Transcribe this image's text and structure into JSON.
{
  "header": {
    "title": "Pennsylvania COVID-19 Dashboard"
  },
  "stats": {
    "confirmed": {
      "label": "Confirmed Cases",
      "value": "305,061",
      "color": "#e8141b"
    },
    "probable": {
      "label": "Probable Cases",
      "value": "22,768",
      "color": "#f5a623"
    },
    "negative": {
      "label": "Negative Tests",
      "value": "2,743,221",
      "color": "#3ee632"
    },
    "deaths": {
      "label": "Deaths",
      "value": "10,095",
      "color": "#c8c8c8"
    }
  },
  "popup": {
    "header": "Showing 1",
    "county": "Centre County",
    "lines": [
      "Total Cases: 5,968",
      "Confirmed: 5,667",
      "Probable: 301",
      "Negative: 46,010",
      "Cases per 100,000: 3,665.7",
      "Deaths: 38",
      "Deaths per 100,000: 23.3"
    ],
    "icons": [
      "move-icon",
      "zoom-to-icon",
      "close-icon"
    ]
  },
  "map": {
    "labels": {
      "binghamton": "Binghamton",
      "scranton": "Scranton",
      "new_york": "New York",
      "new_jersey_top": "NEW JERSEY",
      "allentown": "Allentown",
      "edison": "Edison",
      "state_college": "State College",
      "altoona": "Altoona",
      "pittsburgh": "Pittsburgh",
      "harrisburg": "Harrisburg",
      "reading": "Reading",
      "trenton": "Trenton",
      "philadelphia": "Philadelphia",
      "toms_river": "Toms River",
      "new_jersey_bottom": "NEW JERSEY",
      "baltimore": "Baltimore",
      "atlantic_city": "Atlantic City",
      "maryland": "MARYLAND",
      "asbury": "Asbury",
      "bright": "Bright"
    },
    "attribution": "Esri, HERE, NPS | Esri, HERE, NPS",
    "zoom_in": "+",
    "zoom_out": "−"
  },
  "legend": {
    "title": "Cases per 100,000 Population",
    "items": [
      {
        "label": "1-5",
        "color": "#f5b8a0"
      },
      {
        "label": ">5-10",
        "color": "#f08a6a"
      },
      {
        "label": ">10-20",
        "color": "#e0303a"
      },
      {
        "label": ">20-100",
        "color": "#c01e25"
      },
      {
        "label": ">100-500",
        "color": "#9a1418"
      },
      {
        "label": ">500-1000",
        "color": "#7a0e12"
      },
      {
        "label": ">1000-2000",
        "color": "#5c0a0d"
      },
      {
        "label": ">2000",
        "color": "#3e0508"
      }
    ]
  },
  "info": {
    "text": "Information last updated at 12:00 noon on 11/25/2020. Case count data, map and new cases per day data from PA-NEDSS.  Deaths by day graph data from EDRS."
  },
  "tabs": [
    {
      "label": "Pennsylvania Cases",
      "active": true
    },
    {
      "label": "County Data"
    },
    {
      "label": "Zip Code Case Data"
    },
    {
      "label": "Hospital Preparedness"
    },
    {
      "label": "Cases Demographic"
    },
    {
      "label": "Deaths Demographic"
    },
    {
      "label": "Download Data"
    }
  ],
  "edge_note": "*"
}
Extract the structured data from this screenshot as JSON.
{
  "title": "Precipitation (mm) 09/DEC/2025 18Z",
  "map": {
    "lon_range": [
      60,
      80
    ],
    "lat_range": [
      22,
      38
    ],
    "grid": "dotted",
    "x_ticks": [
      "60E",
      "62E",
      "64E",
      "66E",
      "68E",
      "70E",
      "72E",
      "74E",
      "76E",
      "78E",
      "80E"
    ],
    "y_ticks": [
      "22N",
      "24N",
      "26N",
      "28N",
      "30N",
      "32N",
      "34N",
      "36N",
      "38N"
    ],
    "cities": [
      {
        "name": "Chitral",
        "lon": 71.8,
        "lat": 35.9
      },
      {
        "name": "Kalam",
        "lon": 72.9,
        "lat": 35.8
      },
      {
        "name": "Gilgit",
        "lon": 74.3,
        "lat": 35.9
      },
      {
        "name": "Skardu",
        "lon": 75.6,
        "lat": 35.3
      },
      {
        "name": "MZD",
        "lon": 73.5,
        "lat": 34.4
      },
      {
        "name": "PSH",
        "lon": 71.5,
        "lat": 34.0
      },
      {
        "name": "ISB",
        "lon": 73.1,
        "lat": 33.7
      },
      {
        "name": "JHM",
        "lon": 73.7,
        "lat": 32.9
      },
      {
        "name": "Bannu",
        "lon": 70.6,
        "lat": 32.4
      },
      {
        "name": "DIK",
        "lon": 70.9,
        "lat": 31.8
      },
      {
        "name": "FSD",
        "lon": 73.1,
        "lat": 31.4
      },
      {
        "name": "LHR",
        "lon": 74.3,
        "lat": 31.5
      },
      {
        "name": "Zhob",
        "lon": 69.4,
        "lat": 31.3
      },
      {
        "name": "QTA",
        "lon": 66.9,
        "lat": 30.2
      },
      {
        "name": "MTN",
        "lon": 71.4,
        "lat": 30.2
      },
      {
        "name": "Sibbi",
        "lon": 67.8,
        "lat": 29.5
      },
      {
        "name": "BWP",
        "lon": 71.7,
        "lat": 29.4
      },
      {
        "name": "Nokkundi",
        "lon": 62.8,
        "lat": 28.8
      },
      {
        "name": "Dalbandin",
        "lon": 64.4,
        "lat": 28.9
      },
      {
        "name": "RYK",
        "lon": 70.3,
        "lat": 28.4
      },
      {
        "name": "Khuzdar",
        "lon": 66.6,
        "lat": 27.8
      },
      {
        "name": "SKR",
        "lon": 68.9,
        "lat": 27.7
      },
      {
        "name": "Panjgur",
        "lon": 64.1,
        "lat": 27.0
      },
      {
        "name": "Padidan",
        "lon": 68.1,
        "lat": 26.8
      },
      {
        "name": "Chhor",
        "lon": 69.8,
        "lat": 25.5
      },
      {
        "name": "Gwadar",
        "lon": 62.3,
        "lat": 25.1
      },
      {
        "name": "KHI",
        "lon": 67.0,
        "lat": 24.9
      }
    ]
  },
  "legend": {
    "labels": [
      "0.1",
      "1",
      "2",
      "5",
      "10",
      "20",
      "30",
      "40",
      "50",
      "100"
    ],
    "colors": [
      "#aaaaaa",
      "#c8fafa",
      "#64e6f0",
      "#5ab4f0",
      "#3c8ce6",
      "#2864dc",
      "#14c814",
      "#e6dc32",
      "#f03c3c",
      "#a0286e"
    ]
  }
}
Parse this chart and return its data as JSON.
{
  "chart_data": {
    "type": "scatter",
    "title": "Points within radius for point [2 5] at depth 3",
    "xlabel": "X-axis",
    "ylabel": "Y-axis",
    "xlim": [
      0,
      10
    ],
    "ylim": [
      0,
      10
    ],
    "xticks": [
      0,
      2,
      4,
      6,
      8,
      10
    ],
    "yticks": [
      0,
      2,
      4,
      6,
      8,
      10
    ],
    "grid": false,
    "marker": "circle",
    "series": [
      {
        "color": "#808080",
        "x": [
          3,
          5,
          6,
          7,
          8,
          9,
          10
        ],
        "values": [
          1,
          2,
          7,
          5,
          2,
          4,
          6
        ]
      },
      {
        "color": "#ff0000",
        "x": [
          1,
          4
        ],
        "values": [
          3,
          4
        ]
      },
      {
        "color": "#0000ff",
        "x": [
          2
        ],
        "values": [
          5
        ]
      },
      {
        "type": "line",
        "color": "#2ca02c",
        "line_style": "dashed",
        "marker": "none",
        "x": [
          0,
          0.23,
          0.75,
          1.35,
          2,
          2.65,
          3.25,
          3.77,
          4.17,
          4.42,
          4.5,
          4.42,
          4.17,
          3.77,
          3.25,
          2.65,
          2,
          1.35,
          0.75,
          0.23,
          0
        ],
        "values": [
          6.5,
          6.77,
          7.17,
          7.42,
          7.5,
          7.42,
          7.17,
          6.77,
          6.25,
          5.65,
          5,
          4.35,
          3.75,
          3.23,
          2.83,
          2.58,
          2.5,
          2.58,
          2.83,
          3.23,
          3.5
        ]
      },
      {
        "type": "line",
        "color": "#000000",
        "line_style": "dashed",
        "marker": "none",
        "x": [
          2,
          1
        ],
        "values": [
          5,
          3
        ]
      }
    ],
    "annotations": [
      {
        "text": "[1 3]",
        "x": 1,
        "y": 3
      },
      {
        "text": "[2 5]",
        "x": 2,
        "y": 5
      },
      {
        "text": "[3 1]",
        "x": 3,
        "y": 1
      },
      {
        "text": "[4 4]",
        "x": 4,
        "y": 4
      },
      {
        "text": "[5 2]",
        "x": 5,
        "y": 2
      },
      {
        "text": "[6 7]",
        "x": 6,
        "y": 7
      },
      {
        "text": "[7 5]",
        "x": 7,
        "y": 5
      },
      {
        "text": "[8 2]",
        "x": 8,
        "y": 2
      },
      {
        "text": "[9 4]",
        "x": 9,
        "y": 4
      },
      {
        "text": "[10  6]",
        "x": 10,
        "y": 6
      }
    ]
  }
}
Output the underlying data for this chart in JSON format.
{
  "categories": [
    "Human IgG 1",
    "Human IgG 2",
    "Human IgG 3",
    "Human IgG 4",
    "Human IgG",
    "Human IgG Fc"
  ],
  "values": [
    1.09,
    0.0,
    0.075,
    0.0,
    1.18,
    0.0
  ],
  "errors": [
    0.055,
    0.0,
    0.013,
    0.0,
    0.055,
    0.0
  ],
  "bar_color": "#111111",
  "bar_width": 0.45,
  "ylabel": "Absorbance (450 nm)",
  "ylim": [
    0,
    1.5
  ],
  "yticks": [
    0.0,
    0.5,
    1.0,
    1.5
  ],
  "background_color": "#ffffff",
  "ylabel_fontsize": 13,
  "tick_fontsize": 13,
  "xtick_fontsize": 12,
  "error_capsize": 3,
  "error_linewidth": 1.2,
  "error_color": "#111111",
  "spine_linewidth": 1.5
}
##########
*TASK TO CARRY OUT*
Extract every line from the one containing "Output the underlying" through the last line of the data, inclusive, exactly as written.

*EXPECTED ANSWER*
Output the underlying data for this chart in JSON format.
{
  "categories": [
    "Human IgG 1",
    "Human IgG 2",
    "Human IgG 3",
    "Human IgG 4",
    "Human IgG",
    "Human IgG Fc"
  ],
  "values": [
    1.09,
    0.0,
    0.075,
    0.0,
    1.18,
    0.0
  ],
  "errors": [
    0.055,
    0.0,
    0.013,
    0.0,
    0.055,
    0.0
  ],
  "bar_color": "#111111",
  "bar_width": 0.45,
  "ylabel": "Absorbance (450 nm)",
  "ylim": [
    0,
    1.5
  ],
  "yticks": [
    0.0,
    0.5,
    1.0,
    1.5
  ],
  "background_color": "#ffffff",
  "ylabel_fontsize": 13,
  "tick_fontsize": 13,
  "xtick_fontsize": 12,
  "error_capsize": 3,
  "error_linewidth": 1.2,
  "error_color": "#111111",
  "spine_linewidth": 1.5
}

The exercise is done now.